● Entries shown:
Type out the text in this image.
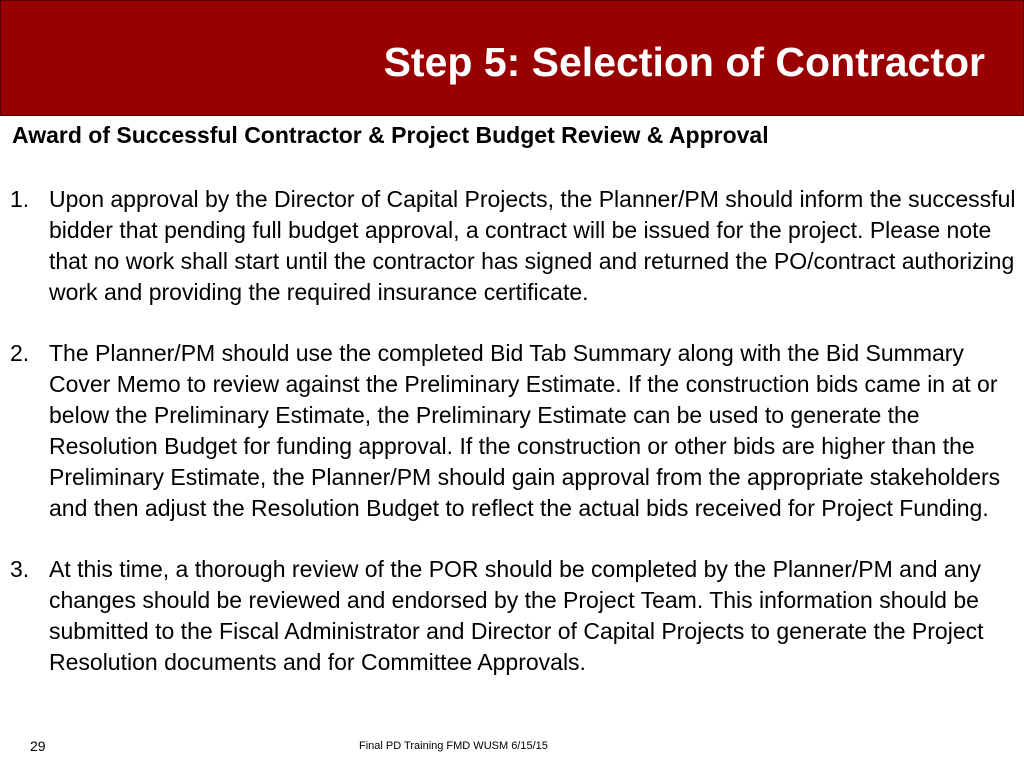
Step 5: Selection of Contractor
Award of Successful Contractor & Project Budget Review & Approval
1. Upon approval by the Director of Capital Projects, the Planner/PM should inform the successful bidder that pending full budget approval, a contract will be issued for the project. Please note that no work shall start until the contractor has signed and returned the PO/contract authorizing work and providing the required insurance certificate.
2. The Planner/PM should use the completed Bid Tab Summary along with the Bid Summary Cover Memo to review against the Preliminary Estimate. If the construction bids came in at or below the Preliminary Estimate, the Preliminary Estimate can be used to generate the Resolution Budget for funding approval. If the construction or other bids are higher than the Preliminary Estimate, the Planner/PM should gain approval from the appropriate stakeholders and then adjust the Resolution Budget to reflect the actual bids received for Project Funding.
3. At this time, a thorough review of the POR should be completed by the Planner/PM and any changes should be reviewed and endorsed by the Project Team. This information should be submitted to the Fiscal Administrator and Director of Capital Projects to generate the Project Resolution documents and for Committee Approvals.
29	Final PD Training FMD WUSM 6/15/15
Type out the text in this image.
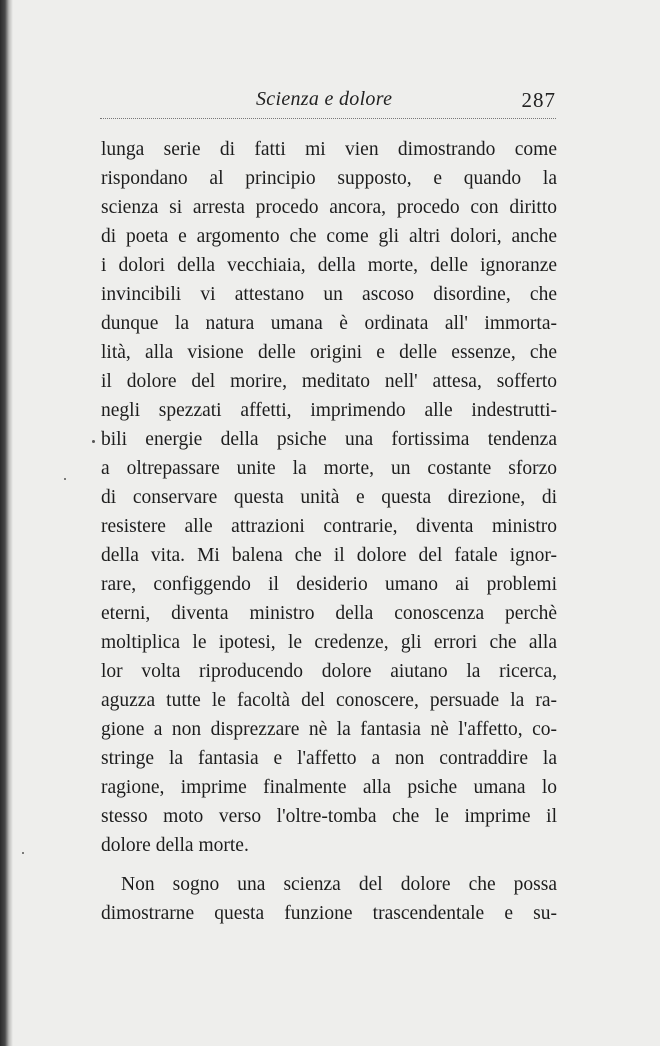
Scienza e dolore	287
lunga serie di fatti mi vien dimostrando come
rispondano al principio supposto, e quando la
scienza si arresta procedo ancora, procedo con diritto
di poeta e argomento che come gli altri dolori, anche
i dolori della vecchiaia, della morte, delle ignoranze
invincibili vi attestano un ascoso disordine, che
dunque la natura umana è ordinata all' immorta-
lità, alla visione delle origini e delle essenze, che
il dolore del morire, meditato nell' attesa, sofferto
negli spezzati affetti, imprimendo alle indestrutti-
bili energie della psiche una fortissima tendenza
a oltrepassare unite la morte, un costante sforzo
di conservare questa unità e questa direzione, di
resistere alle attrazioni contrarie, diventa ministro
della vita. Mi balena che il dolore del fatale ignor-
rare, configgendo il desiderio umano ai problemi
eterni, diventa ministro della conoscenza perchè
moltiplica le ipotesi, le credenze, gli errori che alla
lor volta riproducendo dolore aiutano la ricerca,
aguzza tutte le facoltà del conoscere, persuade la ra-
gione a non disprezzare nè la fantasia nè l'affetto, co-
stringe la fantasia e l'affetto a non contraddire la
ragione, imprime finalmente alla psiche umana lo
stesso moto verso l'oltre-tomba che le imprime il
dolore della morte.
Non sogno una scienza del dolore che possa
dimostrarne questa funzione trascendentale e su-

● Task instructions: Pull out all lines containing the word "diventa" from the entries above.

● Exercise response:
resistere alle attrazioni contrarie, diventa ministro
eterni, diventa ministro della conoscenza perchè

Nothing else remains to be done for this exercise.